Problem statement.
Locate each line containing the string "ending" and copy it out.

Entries shown.
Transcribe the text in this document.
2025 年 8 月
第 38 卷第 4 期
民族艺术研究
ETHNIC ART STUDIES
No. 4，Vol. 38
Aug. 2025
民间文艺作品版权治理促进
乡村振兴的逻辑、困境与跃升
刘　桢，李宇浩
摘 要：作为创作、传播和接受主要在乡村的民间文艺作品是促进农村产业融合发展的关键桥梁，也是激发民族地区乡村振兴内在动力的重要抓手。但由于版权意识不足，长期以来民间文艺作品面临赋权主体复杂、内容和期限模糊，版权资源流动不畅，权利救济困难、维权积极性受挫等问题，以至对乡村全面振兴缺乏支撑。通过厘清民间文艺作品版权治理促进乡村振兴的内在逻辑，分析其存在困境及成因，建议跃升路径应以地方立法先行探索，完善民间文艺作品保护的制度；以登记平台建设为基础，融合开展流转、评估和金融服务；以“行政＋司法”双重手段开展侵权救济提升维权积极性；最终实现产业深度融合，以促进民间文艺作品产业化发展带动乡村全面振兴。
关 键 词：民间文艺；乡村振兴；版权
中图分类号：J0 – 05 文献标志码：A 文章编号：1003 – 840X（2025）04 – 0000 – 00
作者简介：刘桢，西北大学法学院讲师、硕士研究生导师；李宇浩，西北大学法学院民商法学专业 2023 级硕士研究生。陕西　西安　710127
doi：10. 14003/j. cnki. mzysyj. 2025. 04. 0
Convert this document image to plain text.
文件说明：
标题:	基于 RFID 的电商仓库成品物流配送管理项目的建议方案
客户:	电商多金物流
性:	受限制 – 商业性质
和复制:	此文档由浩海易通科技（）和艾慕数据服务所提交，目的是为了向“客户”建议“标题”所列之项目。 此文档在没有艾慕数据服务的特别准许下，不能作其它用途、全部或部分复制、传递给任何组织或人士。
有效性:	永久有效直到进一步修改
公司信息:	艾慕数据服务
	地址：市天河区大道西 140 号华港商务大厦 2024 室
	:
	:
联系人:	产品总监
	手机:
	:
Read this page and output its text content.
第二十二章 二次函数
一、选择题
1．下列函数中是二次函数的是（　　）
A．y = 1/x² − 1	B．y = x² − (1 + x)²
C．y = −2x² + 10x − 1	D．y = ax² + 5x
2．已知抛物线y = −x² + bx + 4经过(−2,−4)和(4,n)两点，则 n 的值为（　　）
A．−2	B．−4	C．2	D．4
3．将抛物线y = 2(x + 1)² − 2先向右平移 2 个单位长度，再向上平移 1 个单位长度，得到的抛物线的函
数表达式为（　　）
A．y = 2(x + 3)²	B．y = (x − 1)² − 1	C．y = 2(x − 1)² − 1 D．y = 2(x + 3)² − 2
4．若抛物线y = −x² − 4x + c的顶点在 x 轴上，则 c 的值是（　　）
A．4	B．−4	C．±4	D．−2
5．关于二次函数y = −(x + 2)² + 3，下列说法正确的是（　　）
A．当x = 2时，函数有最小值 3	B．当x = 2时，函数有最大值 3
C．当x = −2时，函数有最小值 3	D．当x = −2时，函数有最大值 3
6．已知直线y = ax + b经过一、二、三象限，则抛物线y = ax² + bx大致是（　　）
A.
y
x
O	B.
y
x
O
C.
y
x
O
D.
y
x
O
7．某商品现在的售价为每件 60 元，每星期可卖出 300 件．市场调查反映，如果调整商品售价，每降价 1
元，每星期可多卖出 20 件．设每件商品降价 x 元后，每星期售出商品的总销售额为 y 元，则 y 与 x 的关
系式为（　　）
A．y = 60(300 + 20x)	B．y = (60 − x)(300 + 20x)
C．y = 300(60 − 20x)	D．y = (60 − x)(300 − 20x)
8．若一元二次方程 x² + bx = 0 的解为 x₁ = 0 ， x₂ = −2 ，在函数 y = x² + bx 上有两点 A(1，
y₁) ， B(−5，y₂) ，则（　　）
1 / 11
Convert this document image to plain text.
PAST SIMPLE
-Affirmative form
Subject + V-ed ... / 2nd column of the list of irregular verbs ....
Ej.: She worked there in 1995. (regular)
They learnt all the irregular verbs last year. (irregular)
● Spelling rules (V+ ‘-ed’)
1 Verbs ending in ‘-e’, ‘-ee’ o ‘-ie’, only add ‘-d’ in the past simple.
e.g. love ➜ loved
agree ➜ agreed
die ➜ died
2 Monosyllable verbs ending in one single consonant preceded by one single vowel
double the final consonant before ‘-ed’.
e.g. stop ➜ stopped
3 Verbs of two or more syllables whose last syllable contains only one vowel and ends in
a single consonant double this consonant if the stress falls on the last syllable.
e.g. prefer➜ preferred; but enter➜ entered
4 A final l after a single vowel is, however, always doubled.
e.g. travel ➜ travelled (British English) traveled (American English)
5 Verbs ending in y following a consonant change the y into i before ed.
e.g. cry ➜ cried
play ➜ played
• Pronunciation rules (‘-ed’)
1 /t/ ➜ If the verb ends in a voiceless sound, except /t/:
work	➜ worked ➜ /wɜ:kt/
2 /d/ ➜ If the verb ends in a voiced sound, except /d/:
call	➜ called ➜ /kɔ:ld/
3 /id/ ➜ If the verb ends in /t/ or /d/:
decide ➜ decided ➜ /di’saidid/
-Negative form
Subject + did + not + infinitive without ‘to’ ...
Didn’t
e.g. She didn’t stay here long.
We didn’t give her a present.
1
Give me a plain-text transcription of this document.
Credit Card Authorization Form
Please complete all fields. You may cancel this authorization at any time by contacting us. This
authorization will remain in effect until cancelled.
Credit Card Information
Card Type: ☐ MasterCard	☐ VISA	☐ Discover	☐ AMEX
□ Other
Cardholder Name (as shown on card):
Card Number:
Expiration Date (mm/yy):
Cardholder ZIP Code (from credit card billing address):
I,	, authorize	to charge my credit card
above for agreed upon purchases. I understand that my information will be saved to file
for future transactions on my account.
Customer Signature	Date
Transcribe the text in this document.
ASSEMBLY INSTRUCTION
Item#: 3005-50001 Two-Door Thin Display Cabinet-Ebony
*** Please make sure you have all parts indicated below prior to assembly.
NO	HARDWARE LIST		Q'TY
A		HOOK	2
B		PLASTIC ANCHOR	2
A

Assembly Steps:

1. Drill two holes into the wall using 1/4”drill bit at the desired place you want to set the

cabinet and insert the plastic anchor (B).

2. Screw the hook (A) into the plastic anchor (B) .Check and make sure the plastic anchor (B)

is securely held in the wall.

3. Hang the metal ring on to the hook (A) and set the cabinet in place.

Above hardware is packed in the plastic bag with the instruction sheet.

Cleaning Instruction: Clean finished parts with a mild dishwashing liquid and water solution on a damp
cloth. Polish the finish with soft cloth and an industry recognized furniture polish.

Response for this exercise.
1 Verbs ending in ‘-e’, ‘-ee’ o ‘-ie’, only add ‘-d’ in the past simple.
2 Monosyllable verbs ending in one single consonant preceded by one single vowel
5 Verbs ending in y following a consonant change the y into i before ed.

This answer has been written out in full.